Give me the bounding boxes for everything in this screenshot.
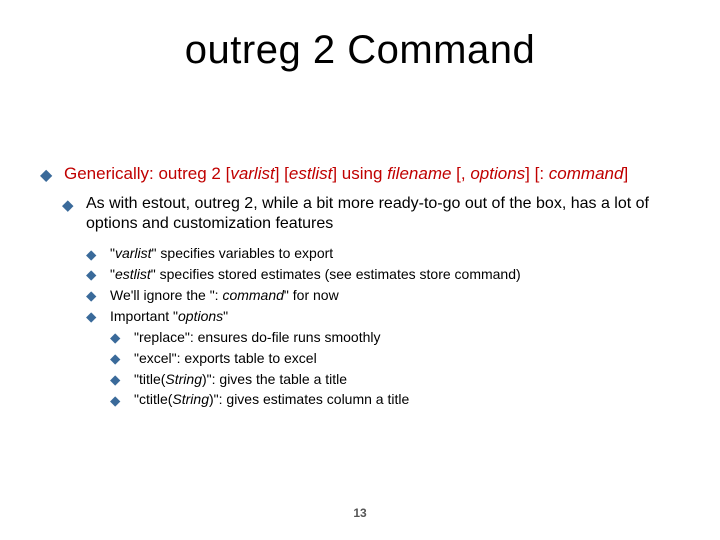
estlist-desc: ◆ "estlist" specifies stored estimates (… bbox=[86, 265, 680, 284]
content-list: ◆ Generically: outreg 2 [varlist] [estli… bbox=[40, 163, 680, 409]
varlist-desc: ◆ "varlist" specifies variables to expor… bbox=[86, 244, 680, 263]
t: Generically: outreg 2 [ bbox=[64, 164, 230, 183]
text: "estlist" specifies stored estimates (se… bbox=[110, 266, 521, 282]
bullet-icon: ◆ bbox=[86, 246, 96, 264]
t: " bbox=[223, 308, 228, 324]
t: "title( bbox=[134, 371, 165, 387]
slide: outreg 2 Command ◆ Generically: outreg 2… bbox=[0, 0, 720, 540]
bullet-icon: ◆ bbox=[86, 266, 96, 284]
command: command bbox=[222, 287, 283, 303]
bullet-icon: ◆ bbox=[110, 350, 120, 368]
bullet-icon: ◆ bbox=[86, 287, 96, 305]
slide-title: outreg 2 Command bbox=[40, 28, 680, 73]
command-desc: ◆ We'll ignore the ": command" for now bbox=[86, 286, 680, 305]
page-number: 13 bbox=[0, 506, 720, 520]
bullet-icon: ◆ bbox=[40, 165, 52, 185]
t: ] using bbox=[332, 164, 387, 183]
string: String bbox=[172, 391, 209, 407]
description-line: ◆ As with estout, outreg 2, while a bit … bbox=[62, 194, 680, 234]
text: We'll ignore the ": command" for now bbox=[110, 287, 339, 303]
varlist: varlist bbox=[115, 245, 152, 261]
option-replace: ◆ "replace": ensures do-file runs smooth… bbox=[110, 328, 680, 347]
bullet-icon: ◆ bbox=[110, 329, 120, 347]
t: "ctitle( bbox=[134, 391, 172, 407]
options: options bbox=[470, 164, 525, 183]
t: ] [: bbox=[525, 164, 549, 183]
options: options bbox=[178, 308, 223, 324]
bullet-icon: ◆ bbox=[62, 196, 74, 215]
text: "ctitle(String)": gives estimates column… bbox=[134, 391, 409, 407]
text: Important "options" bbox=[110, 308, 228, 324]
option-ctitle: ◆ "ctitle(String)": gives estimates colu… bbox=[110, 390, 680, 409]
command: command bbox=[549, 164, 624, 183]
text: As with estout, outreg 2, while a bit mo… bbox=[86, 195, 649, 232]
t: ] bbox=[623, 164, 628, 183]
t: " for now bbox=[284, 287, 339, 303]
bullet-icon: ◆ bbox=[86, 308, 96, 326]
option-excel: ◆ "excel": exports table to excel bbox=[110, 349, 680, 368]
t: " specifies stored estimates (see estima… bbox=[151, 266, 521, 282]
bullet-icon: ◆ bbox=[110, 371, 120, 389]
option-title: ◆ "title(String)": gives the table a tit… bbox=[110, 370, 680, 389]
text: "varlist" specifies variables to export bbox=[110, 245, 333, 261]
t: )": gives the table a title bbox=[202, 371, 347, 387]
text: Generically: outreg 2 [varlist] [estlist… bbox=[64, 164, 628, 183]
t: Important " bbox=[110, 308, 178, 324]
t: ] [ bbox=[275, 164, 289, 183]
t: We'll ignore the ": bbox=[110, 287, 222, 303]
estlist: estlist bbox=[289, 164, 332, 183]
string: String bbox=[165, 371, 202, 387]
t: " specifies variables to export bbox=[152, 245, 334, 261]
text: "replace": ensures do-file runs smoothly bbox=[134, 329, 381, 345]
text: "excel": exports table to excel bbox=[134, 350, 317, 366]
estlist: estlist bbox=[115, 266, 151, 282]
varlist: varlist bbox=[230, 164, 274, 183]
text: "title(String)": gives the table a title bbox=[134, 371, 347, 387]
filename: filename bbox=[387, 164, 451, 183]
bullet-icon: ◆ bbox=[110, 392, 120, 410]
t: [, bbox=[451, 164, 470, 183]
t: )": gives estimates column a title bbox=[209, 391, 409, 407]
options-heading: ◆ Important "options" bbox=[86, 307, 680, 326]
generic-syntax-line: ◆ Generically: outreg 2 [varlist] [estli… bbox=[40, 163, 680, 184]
══════════════════════════════
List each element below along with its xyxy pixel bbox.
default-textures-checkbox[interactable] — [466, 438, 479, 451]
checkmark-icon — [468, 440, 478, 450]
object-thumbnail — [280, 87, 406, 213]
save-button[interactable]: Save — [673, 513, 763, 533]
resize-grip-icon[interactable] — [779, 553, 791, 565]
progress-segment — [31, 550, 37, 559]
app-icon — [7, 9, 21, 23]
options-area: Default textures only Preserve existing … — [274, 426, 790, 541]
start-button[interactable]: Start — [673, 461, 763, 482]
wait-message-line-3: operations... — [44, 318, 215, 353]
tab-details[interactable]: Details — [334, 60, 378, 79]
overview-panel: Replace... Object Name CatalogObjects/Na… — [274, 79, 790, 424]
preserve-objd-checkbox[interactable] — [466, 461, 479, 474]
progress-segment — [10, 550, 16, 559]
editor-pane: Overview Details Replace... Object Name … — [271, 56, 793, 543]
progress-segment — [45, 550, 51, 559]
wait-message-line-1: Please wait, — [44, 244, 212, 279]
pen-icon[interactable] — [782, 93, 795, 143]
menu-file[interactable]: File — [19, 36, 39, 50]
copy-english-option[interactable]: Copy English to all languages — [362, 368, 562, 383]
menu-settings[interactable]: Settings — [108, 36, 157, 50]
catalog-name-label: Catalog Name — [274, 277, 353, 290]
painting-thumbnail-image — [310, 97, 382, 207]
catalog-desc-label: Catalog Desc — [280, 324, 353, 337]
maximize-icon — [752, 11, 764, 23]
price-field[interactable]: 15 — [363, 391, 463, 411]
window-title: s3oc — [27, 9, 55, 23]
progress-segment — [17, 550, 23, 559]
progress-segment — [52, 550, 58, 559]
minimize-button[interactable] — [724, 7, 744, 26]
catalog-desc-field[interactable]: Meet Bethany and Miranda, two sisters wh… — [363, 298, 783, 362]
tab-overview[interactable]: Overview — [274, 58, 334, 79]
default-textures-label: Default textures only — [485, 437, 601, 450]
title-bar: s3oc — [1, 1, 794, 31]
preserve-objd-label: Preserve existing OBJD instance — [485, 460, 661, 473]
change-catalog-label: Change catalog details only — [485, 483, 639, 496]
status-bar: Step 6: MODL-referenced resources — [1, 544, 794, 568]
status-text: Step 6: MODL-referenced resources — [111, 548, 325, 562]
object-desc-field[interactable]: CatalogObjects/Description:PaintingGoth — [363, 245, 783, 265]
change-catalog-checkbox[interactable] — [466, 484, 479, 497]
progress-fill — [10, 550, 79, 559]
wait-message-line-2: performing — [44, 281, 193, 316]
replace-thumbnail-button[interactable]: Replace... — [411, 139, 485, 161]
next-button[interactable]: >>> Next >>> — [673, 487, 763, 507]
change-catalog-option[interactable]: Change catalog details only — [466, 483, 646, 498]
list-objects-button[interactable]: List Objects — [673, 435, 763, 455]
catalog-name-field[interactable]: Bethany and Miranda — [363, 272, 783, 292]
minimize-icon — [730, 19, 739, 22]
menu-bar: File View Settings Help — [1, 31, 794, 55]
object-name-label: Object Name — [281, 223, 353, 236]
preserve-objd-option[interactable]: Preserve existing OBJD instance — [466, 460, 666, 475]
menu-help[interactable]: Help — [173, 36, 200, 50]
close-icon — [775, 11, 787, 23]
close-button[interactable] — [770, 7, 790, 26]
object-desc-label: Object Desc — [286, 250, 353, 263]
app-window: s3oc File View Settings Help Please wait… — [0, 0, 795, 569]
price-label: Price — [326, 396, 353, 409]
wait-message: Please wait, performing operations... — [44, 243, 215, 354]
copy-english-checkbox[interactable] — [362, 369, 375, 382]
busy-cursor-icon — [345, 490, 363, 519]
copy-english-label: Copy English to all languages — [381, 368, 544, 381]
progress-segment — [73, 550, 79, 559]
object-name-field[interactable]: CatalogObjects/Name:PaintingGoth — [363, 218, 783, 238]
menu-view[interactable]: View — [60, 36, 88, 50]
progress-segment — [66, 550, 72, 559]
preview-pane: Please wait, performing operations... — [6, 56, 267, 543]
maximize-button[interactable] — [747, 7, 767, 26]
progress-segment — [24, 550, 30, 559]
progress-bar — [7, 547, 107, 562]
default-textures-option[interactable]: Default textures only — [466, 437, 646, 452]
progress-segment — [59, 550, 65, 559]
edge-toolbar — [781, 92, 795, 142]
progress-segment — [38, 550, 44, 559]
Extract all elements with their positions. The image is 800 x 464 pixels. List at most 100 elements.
══════════════════════════════
> SHORT PROBLEM
Rewrite the entries from the line with "265, 680, 284]" to the line with "bullet-icon: ◆ bbox=[86, 246, 96, 264]", replacing "specifies" with "indicates" and leaving everything else unchanged.

> OUTPUT BELOW
estlist-desc: ◆ "estlist" indicates stored estimates (… bbox=[86, 265, 680, 284]
content-list: ◆ Generically: outreg 2 [varlist] [estli… bbox=[40, 163, 680, 409]
varlist-desc: ◆ "varlist" indicates variables to expor… bbox=[86, 244, 680, 263]
t: Generically: outreg 2 [ bbox=[64, 164, 230, 183]
text: "estlist" indicates stored estimates (se… bbox=[110, 266, 521, 282]
bullet-icon: ◆ bbox=[86, 246, 96, 264]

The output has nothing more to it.